Items from a dataset
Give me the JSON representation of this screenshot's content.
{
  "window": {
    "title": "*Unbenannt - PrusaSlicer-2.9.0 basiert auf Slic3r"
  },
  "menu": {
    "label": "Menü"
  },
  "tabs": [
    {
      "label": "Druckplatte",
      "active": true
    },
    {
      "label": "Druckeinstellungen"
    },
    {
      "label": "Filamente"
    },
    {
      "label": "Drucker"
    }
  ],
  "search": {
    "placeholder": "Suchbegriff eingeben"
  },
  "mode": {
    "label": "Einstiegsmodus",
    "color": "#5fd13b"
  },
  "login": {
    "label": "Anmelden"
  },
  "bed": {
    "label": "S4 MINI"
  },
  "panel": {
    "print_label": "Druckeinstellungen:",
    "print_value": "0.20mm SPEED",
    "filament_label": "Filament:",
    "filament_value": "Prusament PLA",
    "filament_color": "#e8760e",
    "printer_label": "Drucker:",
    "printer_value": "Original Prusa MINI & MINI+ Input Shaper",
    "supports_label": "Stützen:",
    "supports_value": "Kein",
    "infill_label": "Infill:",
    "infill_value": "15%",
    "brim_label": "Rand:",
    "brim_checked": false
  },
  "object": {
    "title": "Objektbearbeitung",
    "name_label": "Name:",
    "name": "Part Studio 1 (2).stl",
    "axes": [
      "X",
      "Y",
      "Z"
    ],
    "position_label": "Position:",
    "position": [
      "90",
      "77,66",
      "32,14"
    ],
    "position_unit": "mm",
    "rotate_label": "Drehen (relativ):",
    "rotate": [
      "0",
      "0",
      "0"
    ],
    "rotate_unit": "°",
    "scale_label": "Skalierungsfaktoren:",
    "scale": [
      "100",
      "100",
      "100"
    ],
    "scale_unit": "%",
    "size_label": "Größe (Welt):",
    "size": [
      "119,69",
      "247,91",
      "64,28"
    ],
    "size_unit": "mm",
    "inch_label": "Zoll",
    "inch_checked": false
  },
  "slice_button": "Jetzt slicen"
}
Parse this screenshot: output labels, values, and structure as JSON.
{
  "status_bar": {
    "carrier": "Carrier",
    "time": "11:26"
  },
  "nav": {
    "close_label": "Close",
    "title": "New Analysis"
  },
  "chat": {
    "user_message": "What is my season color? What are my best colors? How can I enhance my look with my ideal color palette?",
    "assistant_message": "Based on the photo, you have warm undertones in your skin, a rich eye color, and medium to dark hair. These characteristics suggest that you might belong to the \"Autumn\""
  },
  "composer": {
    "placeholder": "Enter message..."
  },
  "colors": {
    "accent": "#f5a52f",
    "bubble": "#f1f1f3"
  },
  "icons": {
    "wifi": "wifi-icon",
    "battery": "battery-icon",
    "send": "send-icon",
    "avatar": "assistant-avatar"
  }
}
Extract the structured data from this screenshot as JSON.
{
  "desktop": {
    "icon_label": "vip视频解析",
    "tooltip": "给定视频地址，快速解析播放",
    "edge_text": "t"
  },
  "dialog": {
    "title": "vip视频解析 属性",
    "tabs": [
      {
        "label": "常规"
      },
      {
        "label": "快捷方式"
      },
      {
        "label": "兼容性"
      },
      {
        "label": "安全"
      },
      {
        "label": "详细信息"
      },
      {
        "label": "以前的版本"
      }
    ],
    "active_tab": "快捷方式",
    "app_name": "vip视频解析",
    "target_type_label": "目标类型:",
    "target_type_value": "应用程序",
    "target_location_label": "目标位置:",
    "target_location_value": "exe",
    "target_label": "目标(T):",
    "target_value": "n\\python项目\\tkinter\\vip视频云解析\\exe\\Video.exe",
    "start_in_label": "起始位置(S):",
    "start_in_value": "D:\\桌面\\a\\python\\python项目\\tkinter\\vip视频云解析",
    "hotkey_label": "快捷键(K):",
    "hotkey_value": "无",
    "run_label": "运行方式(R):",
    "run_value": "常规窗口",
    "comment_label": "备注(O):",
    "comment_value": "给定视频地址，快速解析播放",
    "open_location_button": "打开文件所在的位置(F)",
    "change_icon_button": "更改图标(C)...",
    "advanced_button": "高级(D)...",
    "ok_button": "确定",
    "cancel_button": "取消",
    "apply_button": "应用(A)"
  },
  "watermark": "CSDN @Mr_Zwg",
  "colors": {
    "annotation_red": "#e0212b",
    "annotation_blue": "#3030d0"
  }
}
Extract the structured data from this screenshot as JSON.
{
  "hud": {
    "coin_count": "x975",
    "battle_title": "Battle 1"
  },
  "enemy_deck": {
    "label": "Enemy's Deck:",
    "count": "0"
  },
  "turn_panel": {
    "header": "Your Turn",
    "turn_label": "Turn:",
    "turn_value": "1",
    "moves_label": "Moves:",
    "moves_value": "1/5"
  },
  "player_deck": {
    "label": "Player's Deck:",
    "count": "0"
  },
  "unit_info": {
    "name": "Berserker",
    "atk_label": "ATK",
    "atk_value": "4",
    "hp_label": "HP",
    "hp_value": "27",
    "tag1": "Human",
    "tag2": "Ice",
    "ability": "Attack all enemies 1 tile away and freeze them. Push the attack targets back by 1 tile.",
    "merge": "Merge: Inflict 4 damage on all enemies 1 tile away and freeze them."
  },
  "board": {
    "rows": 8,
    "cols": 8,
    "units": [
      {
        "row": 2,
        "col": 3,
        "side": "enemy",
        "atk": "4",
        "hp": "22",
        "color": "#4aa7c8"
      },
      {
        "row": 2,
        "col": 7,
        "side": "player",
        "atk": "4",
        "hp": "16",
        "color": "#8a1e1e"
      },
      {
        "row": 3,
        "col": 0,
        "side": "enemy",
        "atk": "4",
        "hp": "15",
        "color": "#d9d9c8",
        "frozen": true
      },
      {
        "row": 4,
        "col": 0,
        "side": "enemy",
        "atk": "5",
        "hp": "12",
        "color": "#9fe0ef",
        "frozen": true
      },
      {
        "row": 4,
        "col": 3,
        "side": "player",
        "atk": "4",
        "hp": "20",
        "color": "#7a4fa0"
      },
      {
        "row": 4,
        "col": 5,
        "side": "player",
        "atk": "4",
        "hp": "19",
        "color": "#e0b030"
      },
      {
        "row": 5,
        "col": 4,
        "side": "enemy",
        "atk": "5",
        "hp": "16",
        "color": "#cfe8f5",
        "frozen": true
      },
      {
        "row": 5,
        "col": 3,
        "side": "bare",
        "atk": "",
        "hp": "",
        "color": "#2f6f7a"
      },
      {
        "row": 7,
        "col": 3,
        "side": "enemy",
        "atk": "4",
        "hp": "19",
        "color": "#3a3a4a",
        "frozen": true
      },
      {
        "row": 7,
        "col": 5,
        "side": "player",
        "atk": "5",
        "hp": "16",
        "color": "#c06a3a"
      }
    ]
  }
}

_What this task involves_. Repeat each record in full; every line must match exactly.

_Task response_.
Give me the JSON representation of this screenshot's content.
{
  "window": {
    "title": "*Unbenannt - PrusaSlicer-2.9.0 basiert auf Slic3r"
  },
  "menu": {
    "label": "Menü"
  },
  "tabs": [
    {
      "label": "Druckplatte",
      "active": true
    },
    {
      "label": "Druckeinstellungen"
    },
    {
      "label": "Filamente"
    },
    {
      "label": "Drucker"
    }
  ],
  "search": {
    "placeholder": "Suchbegriff eingeben"
  },
  "mode": {
    "label": "Einstiegsmodus",
    "color": "#5fd13b"
  },
  "login": {
    "label": "Anmelden"
  },
  "bed": {
    "label": "S4 MINI"
  },
  "panel": {
    "print_label": "Druckeinstellungen:",
    "print_value": "0.20mm SPEED",
    "filament_label": "Filament:",
    "filament_value": "Prusament PLA",
    "filament_color": "#e8760e",
    "printer_label": "Drucker:",
    "printer_value": "Original Prusa MINI & MINI+ Input Shaper",
    "supports_label": "Stützen:",
    "supports_value": "Kein",
    "infill_label": "Infill:",
    "infill_value": "15%",
    "brim_label": "Rand:",
    "brim_checked": false
  },
  "object": {
    "title": "Objektbearbeitung",
    "name_label": "Name:",
    "name": "Part Studio 1 (2).stl",
    "axes": [
      "X",
      "Y",
      "Z"
    ],
    "position_label": "Position:",
    "position": [
      "90",
      "77,66",
      "32,14"
    ],
    "position_unit": "mm",
    "rotate_label": "Drehen (relativ):",
    "rotate": [
      "0",
      "0",
      "0"
    ],
    "rotate_unit": "°",
    "scale_label": "Skalierungsfaktoren:",
    "scale": [
      "100",
      "100",
      "100"
    ],
    "scale_unit": "%",
    "size_label": "Größe (Welt):",
    "size": [
      "119,69",
      "247,91",
      "64,28"
    ],
    "size_unit": "mm",
    "inch_label": "Zoll",
    "inch_checked": false
  },
  "slice_button": "Jetzt slicen"
}
Parse this screenshot: output labels, values, and structure as JSON.
{
  "status_bar": {
    "carrier": "Carrier",
    "time": "11:26"
  },
  "nav": {
    "close_label": "Close",
    "title": "New Analysis"
  },
  "chat": {
    "user_message": "What is my season color? What are my best colors? How can I enhance my look with my ideal color palette?",
    "assistant_message": "Based on the photo, you have warm undertones in your skin, a rich eye color, and medium to dark hair. These characteristics suggest that you might belong to the \"Autumn\""
  },
  "composer": {
    "placeholder": "Enter message..."
  },
  "colors": {
    "accent": "#f5a52f",
    "bubble": "#f1f1f3"
  },
  "icons": {
    "wifi": "wifi-icon",
    "battery": "battery-icon",
    "send": "send-icon",
    "avatar": "assistant-avatar"
  }
}
Extract the structured data from this screenshot as JSON.
{
  "desktop": {
    "icon_label": "vip视频解析",
    "tooltip": "给定视频地址，快速解析播放",
    "edge_text": "t"
  },
  "dialog": {
    "title": "vip视频解析 属性",
    "tabs": [
      {
        "label": "常规"
      },
      {
        "label": "快捷方式"
      },
      {
        "label": "兼容性"
      },
      {
        "label": "安全"
      },
      {
        "label": "详细信息"
      },
      {
        "label": "以前的版本"
      }
    ],
    "active_tab": "快捷方式",
    "app_name": "vip视频解析",
    "target_type_label": "目标类型:",
    "target_type_value": "应用程序",
    "target_location_label": "目标位置:",
    "target_location_value": "exe",
    "target_label": "目标(T):",
    "target_value": "n\\python项目\\tkinter\\vip视频云解析\\exe\\Video.exe",
    "start_in_label": "起始位置(S):",
    "start_in_value": "D:\\桌面\\a\\python\\python项目\\tkinter\\vip视频云解析",
    "hotkey_label": "快捷键(K):",
    "hotkey_value": "无",
    "run_label": "运行方式(R):",
    "run_value": "常规窗口",
    "comment_label": "备注(O):",
    "comment_value": "给定视频地址，快速解析播放",
    "open_location_button": "打开文件所在的位置(F)",
    "change_icon_button": "更改图标(C)...",
    "advanced_button": "高级(D)...",
    "ok_button": "确定",
    "cancel_button": "取消",
    "apply_button": "应用(A)"
  },
  "watermark": "CSDN @Mr_Zwg",
  "colors": {
    "annotation_red": "#e0212b",
    "annotation_blue": "#3030d0"
  }
}
Extract the structured data from this screenshot as JSON.
{
  "hud": {
    "coin_count": "x975",
    "battle_title": "Battle 1"
  },
  "enemy_deck": {
    "label": "Enemy's Deck:",
    "count": "0"
  },
  "turn_panel": {
    "header": "Your Turn",
    "turn_label": "Turn:",
    "turn_value": "1",
    "moves_label": "Moves:",
    "moves_value": "1/5"
  },
  "player_deck": {
    "label": "Player's Deck:",
    "count": "0"
  },
  "unit_info": {
    "name": "Berserker",
    "atk_label": "ATK",
    "atk_value": "4",
    "hp_label": "HP",
    "hp_value": "27",
    "tag1": "Human",
    "tag2": "Ice",
    "ability": "Attack all enemies 1 tile away and freeze them. Push the attack targets back by 1 tile.",
    "merge": "Merge: Inflict 4 damage on all enemies 1 tile away and freeze them."
  },
  "board": {
    "rows": 8,
    "cols": 8,
    "units": [
      {
        "row": 2,
        "col": 3,
        "side": "enemy",
        "atk": "4",
        "hp": "22",
        "color": "#4aa7c8"
      },
      {
        "row": 2,
        "col": 7,
        "side": "player",
        "atk": "4",
        "hp": "16",
        "color": "#8a1e1e"
      },
      {
        "row": 3,
        "col": 0,
        "side": "enemy",
        "atk": "4",
        "hp": "15",
        "color": "#d9d9c8",
        "frozen": true
      },
      {
        "row": 4,
        "col": 0,
        "side": "enemy",
        "atk": "5",
        "hp": "12",
        "color": "#9fe0ef",
        "frozen": true
      },
      {
        "row": 4,
        "col": 3,
        "side": "player",
        "atk": "4",
        "hp": "20",
        "color": "#7a4fa0"
      },
      {
        "row": 4,
        "col": 5,
        "side": "player",
        "atk": "4",
        "hp": "19",
        "color": "#e0b030"
      },
      {
        "row": 5,
        "col": 4,
        "side": "enemy",
        "atk": "5",
        "hp": "16",
        "color": "#cfe8f5",
        "frozen": true
      },
      {
        "row": 5,
        "col": 3,
        "side": "bare",
        "atk": "",
        "hp": "",
        "color": "#2f6f7a"
      },
      {
        "row": 7,
        "col": 3,
        "side": "enemy",
        "atk": "4",
        "hp": "19",
        "color": "#3a3a4a",
        "frozen": true
      },
      {
        "row": 7,
        "col": 5,
        "side": "player",
        "atk": "5",
        "hp": "16",
        "color": "#c06a3a"
      }
    ]
  }
}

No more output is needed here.